**What is asked**
Find the word "image" in the listing; pull out each line holding it.

** begin Exercise material **

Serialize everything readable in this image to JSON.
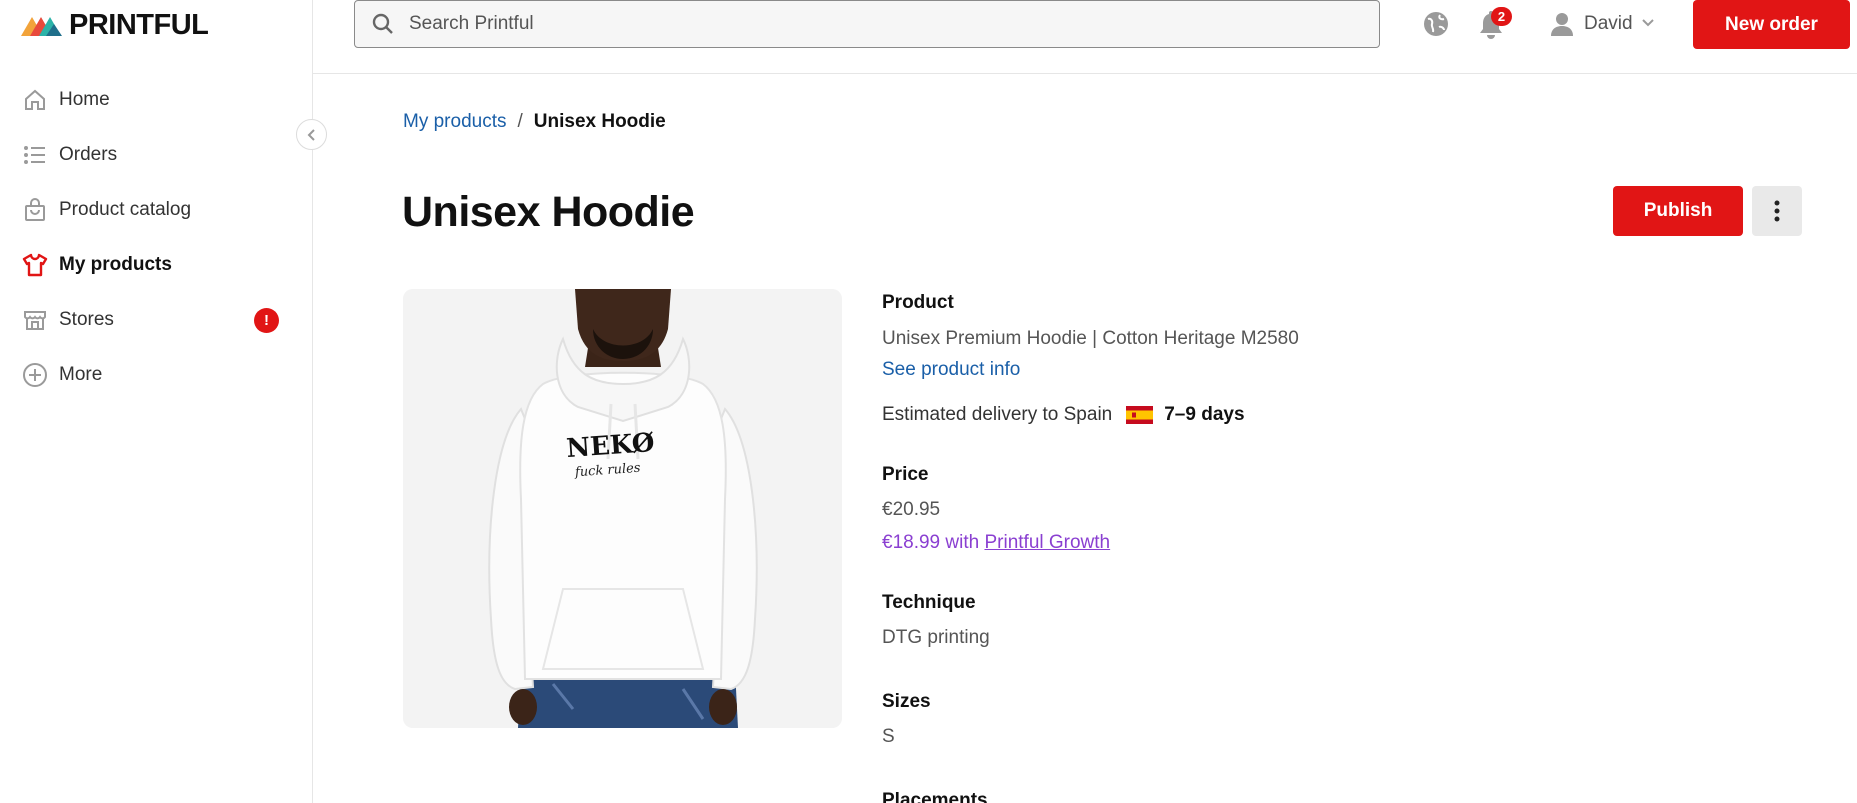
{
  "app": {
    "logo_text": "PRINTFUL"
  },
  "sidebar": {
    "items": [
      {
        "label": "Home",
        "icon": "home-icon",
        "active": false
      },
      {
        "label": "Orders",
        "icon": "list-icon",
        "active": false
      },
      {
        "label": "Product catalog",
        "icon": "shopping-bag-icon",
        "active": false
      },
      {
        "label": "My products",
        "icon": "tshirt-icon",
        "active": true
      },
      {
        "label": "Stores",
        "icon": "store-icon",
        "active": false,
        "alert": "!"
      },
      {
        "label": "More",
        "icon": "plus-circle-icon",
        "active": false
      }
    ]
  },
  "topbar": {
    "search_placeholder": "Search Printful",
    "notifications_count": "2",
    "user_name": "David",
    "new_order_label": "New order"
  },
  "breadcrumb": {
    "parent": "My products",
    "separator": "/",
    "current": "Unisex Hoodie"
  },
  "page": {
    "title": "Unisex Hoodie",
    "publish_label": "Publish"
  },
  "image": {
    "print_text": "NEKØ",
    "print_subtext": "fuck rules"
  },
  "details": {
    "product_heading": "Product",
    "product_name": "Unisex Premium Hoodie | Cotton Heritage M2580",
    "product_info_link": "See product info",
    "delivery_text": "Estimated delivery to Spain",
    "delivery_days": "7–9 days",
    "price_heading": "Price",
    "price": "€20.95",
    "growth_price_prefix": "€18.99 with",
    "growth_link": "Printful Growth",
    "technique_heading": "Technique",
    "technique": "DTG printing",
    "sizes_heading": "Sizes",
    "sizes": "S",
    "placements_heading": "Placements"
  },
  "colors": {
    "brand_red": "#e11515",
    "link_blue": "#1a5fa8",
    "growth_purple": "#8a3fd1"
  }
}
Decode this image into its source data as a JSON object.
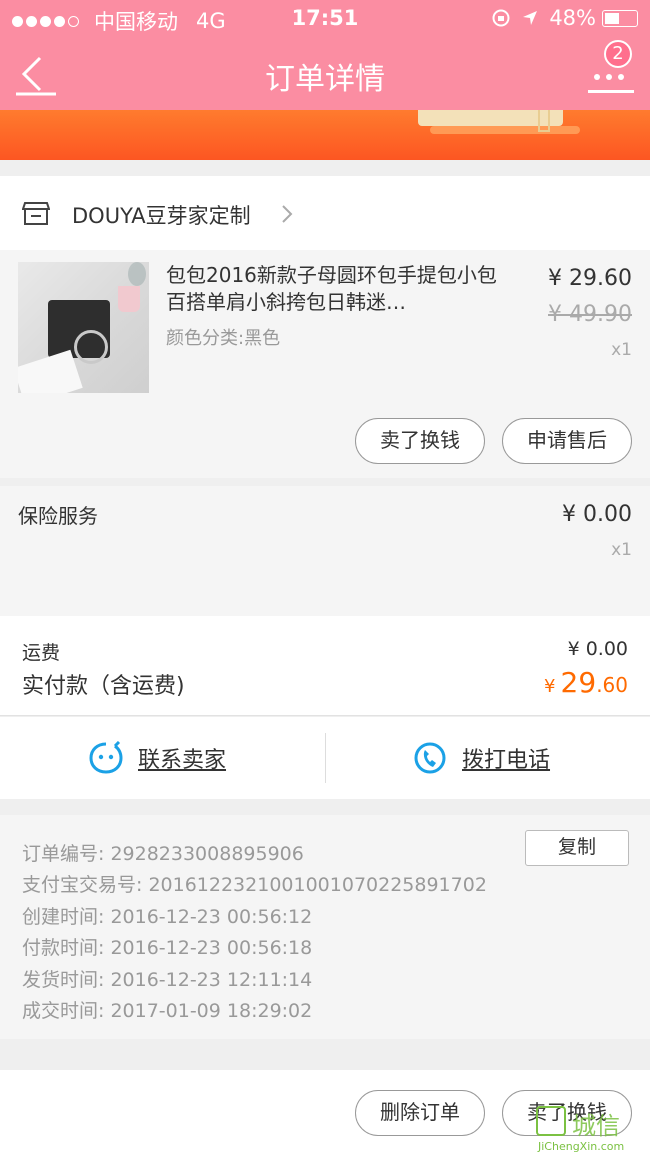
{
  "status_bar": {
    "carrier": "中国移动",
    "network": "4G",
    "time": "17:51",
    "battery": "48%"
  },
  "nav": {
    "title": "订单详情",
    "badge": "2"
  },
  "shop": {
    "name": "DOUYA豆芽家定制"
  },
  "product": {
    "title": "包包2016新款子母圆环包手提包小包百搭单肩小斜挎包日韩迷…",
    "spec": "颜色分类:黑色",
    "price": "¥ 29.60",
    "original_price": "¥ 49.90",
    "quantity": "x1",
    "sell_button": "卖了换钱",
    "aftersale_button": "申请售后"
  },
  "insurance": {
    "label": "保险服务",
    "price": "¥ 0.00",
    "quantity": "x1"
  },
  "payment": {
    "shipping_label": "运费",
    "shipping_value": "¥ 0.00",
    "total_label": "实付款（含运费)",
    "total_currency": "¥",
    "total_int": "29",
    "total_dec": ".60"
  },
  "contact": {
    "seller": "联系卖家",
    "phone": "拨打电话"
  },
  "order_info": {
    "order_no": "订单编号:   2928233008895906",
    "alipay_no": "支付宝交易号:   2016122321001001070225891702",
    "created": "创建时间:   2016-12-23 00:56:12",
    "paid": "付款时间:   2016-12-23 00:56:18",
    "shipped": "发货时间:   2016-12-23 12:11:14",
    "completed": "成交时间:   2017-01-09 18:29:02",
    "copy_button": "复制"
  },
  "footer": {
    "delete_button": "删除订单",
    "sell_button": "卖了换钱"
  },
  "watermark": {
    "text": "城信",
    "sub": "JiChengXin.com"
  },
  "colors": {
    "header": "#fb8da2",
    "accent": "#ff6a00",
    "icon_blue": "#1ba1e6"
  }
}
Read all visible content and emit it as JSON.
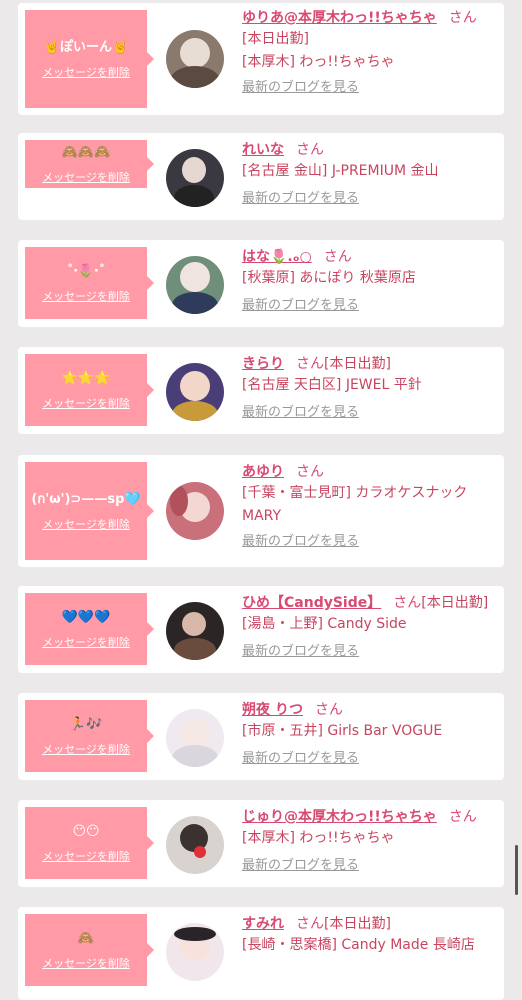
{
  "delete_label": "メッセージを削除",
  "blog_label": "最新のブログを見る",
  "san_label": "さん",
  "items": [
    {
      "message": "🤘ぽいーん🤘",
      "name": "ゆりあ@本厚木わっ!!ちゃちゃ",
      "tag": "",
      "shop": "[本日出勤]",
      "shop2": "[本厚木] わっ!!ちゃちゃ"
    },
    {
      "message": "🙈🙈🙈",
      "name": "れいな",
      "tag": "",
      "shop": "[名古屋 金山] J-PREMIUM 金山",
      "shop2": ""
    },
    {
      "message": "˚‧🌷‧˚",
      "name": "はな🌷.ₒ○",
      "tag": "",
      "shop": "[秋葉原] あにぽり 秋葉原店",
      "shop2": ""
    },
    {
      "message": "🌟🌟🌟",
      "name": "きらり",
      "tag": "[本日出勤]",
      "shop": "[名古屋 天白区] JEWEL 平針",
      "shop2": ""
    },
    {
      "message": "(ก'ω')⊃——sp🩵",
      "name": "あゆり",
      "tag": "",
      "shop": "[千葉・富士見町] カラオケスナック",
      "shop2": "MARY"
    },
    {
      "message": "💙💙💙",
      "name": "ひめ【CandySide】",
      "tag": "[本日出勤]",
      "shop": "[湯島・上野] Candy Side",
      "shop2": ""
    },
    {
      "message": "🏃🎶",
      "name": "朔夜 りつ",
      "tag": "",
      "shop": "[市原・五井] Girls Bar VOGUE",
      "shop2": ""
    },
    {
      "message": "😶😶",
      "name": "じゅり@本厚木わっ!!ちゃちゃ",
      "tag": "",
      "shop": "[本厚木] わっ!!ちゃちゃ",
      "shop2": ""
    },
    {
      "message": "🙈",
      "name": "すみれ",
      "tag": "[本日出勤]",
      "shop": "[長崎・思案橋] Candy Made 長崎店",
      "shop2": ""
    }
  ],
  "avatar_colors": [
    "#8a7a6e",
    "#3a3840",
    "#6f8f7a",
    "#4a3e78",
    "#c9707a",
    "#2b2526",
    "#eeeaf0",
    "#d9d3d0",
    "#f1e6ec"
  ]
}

** end Exercise material **
** begin Exercise material **

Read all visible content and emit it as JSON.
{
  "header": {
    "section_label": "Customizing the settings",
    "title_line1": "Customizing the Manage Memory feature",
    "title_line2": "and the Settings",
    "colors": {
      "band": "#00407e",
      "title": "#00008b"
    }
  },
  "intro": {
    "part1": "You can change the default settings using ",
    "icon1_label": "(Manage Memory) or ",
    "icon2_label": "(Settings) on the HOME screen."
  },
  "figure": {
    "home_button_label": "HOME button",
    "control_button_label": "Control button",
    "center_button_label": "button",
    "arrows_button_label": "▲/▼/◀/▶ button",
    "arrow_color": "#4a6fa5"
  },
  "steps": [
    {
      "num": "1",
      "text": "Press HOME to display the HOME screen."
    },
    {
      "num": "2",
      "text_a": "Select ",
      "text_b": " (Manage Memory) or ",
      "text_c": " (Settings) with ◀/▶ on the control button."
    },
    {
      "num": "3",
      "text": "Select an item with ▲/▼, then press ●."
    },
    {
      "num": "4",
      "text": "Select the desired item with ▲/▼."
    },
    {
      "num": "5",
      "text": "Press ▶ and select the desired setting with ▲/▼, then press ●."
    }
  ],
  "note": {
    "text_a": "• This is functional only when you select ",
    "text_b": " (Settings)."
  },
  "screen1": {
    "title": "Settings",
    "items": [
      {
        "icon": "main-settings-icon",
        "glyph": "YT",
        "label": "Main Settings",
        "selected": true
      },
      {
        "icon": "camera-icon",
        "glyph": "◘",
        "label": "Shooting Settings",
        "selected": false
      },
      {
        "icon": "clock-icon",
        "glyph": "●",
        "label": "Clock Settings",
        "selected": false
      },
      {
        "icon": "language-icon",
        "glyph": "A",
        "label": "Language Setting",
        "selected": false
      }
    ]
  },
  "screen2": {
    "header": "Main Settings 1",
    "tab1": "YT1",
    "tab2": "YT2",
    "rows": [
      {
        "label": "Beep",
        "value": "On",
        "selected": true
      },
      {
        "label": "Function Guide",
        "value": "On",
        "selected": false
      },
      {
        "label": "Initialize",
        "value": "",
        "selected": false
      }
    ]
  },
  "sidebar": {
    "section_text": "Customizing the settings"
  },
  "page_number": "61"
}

** end Exercise material **
** begin Exercise material **

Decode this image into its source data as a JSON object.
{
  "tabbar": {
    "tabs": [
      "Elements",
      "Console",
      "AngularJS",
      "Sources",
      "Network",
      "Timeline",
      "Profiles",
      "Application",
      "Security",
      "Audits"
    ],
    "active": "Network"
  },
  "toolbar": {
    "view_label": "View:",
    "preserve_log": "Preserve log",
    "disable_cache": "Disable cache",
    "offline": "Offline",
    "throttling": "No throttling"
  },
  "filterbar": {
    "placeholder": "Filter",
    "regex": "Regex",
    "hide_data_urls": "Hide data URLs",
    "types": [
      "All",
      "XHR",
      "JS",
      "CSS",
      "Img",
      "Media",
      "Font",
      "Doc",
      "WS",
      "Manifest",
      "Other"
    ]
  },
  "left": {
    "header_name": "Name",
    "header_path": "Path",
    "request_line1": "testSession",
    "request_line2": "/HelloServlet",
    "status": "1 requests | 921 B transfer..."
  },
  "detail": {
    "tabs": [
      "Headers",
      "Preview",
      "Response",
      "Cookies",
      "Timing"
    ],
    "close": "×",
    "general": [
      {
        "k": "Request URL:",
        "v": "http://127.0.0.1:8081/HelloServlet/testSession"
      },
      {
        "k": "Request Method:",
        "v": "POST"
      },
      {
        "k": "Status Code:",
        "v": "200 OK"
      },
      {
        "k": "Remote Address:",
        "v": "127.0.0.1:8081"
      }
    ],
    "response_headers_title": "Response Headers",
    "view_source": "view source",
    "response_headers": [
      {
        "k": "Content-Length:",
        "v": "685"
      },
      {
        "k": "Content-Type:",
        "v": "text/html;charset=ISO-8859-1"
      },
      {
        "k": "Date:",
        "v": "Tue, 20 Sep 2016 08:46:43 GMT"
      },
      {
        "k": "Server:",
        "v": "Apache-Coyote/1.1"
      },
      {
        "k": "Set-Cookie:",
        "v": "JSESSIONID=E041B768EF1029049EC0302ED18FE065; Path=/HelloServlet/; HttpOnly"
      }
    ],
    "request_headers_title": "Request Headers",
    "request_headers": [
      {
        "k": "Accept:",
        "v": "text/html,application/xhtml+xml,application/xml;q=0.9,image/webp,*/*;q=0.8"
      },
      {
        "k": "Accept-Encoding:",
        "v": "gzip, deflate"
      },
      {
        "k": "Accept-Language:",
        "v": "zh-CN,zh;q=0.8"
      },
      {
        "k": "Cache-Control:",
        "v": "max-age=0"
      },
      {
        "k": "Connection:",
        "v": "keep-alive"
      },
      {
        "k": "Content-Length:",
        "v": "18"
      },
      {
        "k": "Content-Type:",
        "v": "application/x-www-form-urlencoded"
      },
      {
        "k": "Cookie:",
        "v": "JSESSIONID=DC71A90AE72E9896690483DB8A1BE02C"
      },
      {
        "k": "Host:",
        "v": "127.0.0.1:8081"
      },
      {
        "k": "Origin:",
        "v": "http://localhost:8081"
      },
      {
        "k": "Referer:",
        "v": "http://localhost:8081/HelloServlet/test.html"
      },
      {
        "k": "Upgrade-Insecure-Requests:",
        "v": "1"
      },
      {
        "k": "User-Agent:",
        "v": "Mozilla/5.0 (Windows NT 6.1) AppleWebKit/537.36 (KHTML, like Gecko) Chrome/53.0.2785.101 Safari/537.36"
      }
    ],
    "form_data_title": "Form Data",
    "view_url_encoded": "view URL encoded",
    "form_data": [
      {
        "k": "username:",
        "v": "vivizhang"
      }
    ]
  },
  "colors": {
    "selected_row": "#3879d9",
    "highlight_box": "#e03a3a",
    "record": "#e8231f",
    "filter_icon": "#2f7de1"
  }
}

** end Exercise material **

**Full response**
Serialize everything readable in this image to JSON.
  "image": {
Decode this image into its source data as a JSON object.
Decode this image into its source data as a JSON object.
        "v": "text/html,application/xhtml+xml,application/xml;q=0.9,image/webp,*/*;q=0.8"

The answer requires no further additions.